Using the information:
A. Copy the passage of the project description on uncertainty quantification starting at "Existing uncertainty quantification" and ending at "different feature specifications.".
B. Carry on writing the project description on uncertainty quantification under Focus Instruction Tuning, picking up after its final sentence.

Page excerpt:
# # # #

Supervisor

Suitable for

Abstract

Existing uncertainty quantification (UQ) methods, such as MC Dropout [1], Deep Ensembles[2], predictive entropy, and semantic entropy [3] estimate model confidence and uncertainty but do not explicitly investigate how focusing on or ignoring specific features influences uncertainty. In many cases, models may express high certainty when relying on spurious correlations, but when instructed to ignore these features, their uncertainty may increase significantly. Understanding how uncertainty shifts when the model is forced to focus on different aspects of the input is crucial for evaluating robustness and generalization under distribution shifts. Focus Instruction Tuning (FIT) [4] provides a natural framework for this investigation by explicitly controlling which features the model attends to, making it possible to analyze how uncertainty behaves under different feature specifications. 

This project has two key aims. First, we seek to benchmark standard UQ measures within the FIT framework, examining how a model’s elicited uncertainty changes when instructed to focus on or disregard specific features. This is particularly relevant in cases where models learn spurious correlations, as they may appear confident when attending to irrelevant features but exhibit increased uncertainty when forced to rely on causal signals. The second aim is to develop a Bayesian-style UQ methodology within FIT, incorporating feature priors and posterior inference to quantify uncertainty over specific feature attributions. This approach would allow for a more interpretable and structured form of UQ, where uncertainty is explicitly linked to individual features, providing deeper insights into model confidence and failure modes. By disentangling uncertainty across features, this method could offer a more robust alternative for evaluating and improving uncertainty quantification under distribution shifts and biased correlations.

# # # #

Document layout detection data
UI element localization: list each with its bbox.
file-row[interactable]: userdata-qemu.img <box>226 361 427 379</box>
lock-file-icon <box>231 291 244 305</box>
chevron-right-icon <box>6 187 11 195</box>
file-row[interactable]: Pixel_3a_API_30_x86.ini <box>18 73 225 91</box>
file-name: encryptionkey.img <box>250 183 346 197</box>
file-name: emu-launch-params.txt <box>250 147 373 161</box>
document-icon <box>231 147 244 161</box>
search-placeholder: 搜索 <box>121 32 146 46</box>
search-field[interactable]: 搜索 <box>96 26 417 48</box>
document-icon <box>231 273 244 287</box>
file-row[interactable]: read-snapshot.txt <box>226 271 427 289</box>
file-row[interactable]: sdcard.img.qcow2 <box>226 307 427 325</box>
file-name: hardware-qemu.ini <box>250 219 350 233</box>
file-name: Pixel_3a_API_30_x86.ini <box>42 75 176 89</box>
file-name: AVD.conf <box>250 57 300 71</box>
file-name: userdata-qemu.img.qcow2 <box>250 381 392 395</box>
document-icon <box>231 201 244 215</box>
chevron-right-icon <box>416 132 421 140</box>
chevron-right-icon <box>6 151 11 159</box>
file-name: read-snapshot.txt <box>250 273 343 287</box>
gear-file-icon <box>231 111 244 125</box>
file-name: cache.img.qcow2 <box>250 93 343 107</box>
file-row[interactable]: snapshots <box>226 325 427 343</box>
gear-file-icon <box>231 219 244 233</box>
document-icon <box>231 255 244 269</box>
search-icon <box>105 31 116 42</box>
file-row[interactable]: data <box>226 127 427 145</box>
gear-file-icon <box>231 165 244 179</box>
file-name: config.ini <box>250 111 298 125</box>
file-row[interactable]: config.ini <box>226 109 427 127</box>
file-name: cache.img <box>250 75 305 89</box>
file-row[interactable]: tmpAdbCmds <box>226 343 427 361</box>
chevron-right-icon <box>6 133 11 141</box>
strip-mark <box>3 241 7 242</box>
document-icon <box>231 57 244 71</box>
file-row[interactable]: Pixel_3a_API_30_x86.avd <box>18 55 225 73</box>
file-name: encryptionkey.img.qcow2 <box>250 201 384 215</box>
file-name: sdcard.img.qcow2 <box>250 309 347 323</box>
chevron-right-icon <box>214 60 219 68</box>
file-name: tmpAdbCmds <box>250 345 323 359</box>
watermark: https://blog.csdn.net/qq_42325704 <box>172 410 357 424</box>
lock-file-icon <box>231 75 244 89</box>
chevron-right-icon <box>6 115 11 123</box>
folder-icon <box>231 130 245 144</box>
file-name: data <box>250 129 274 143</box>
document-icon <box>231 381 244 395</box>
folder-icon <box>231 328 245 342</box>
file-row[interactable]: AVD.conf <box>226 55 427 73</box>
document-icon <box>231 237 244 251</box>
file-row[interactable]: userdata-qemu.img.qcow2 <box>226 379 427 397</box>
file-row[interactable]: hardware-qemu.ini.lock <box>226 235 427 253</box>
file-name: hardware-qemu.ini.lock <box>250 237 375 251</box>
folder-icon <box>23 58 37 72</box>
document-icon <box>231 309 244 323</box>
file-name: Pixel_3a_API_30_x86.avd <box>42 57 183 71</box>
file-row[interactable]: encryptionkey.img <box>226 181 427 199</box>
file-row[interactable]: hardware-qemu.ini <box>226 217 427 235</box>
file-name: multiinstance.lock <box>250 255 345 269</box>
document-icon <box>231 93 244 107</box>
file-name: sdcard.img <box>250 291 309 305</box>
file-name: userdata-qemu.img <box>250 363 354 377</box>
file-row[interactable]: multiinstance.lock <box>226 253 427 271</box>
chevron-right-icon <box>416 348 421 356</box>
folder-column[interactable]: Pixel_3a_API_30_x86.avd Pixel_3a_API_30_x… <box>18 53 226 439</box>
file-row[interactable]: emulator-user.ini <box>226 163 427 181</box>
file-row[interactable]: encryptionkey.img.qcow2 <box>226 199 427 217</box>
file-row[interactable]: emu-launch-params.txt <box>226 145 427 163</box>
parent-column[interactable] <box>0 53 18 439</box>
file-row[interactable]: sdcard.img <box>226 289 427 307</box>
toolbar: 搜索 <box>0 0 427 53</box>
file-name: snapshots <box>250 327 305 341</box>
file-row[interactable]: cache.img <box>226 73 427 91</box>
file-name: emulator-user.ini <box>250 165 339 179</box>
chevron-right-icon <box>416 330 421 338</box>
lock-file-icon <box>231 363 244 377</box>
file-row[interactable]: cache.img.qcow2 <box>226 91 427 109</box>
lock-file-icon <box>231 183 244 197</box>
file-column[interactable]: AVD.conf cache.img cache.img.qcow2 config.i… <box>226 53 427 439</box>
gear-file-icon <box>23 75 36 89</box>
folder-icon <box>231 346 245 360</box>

# # # #

Responses per task:
A.
Existing uncertainty quantification (UQ) methods, such as MC Dropout [1], Deep Ensembles[2], predictive entropy, and semantic entropy [3] estimate model confidence and uncertainty but do not explicitly investigate how focusing on or ignoring specific features influences uncertainty. In many cases, models may express high certainty when relying on spurious correlations, but when instructed to ignore these features, their uncertainty may increase significantly. Understanding how uncertainty shifts when the model is forced to focus on different aspects of the input is crucial for evaluating robustness and generalization under distribution shifts. Focus Instruction Tuning (FIT) [4] provides a natural framework for this investigation by explicitly controlling which features the model attends to, making it possible to analyze how uncertainty behaves under different feature specifications.

B.
 

[1] Gal, Yarin, and Zoubin Ghahramani. "A theoretically grounded application of dropout in recurrent neural networks." Advances in neural information processing systems 29 (2016).

[2] Lakshminarayanan, Balaji, Alexander Pritzel, and Charles Blundell. "Simple and scalable predictive uncertainty estimation using deep ensembles." Advances in neural information processing systems 30 (2017).

[3] Kuhn, Lorenz, Yarin Gal, and Sebastian Farquhar. "Semantic Uncertainty: Linguistic Invariances for Uncertainty Estimation in Natural Language Generation." The Eleventh International Conference on Learning Representations.

[4] Lamb, Tom A., et al. "Focus On This, Not That! Steering LLMs With Adaptive Feature Specification." arXiv preprint arXiv:2410.22944 (2024).